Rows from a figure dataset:

— begin —

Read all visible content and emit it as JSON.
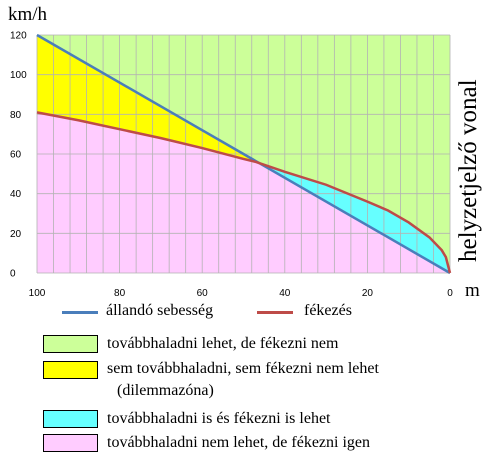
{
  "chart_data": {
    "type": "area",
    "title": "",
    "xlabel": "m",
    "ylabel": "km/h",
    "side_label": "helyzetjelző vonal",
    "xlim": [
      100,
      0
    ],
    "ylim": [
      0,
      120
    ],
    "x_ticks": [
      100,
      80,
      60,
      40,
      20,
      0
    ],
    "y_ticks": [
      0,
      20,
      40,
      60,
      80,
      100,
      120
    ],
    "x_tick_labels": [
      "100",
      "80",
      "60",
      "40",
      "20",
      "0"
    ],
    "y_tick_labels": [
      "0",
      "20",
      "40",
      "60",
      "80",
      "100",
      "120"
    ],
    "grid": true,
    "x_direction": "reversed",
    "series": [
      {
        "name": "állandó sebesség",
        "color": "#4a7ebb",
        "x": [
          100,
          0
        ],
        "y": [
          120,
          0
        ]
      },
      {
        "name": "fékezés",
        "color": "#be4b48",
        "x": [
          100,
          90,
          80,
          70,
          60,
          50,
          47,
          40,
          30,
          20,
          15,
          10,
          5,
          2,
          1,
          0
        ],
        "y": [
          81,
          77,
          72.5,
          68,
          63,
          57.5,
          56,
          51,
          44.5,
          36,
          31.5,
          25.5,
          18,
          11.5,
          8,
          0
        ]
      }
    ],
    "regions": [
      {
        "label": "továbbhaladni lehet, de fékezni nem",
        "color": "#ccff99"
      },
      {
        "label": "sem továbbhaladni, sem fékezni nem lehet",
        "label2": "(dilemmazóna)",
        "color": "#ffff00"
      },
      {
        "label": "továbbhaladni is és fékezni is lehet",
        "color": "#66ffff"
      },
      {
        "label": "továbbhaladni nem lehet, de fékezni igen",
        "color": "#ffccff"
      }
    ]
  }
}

— end —

Transcribe the full listing above exactly, with the images removed.

ANSWER:
Read all visible content and emit it as JSON.
{
  "chart_data": {
    "type": "area",
    "title": "",
    "xlabel": "m",
    "ylabel": "km/h",
    "side_label": "helyzetjelző vonal",
    "xlim": [
      100,
      0
    ],
    "ylim": [
      0,
      120
    ],
    "x_ticks": [
      100,
      80,
      60,
      40,
      20,
      0
    ],
    "y_ticks": [
      0,
      20,
      40,
      60,
      80,
      100,
      120
    ],
    "x_tick_labels": [
      "100",
      "80",
      "60",
      "40",
      "20",
      "0"
    ],
    "y_tick_labels": [
      "0",
      "20",
      "40",
      "60",
      "80",
      "100",
      "120"
    ],
    "grid": true,
    "x_direction": "reversed",
    "series": [
      {
        "name": "állandó sebesség",
        "color": "#4a7ebb",
        "x": [
          100,
          0
        ],
        "y": [
          120,
          0
        ]
      },
      {
        "name": "fékezés",
        "color": "#be4b48",
        "x": [
          100,
          90,
          80,
          70,
          60,
          50,
          47,
          40,
          30,
          20,
          15,
          10,
          5,
          2,
          1,
          0
        ],
        "y": [
          81,
          77,
          72.5,
          68,
          63,
          57.5,
          56,
          51,
          44.5,
          36,
          31.5,
          25.5,
          18,
          11.5,
          8,
          0
        ]
      }
    ],
    "regions": [
      {
        "label": "továbbhaladni lehet, de fékezni nem",
        "color": "#ccff99"
      },
      {
        "label": "sem továbbhaladni, sem fékezni nem lehet",
        "label2": "(dilemmazóna)",
        "color": "#ffff00"
      },
      {
        "label": "továbbhaladni is és fékezni is lehet",
        "color": "#66ffff"
      },
      {
        "label": "továbbhaladni nem lehet, de fékezni igen",
        "color": "#ffccff"
      }
    ]
  }
}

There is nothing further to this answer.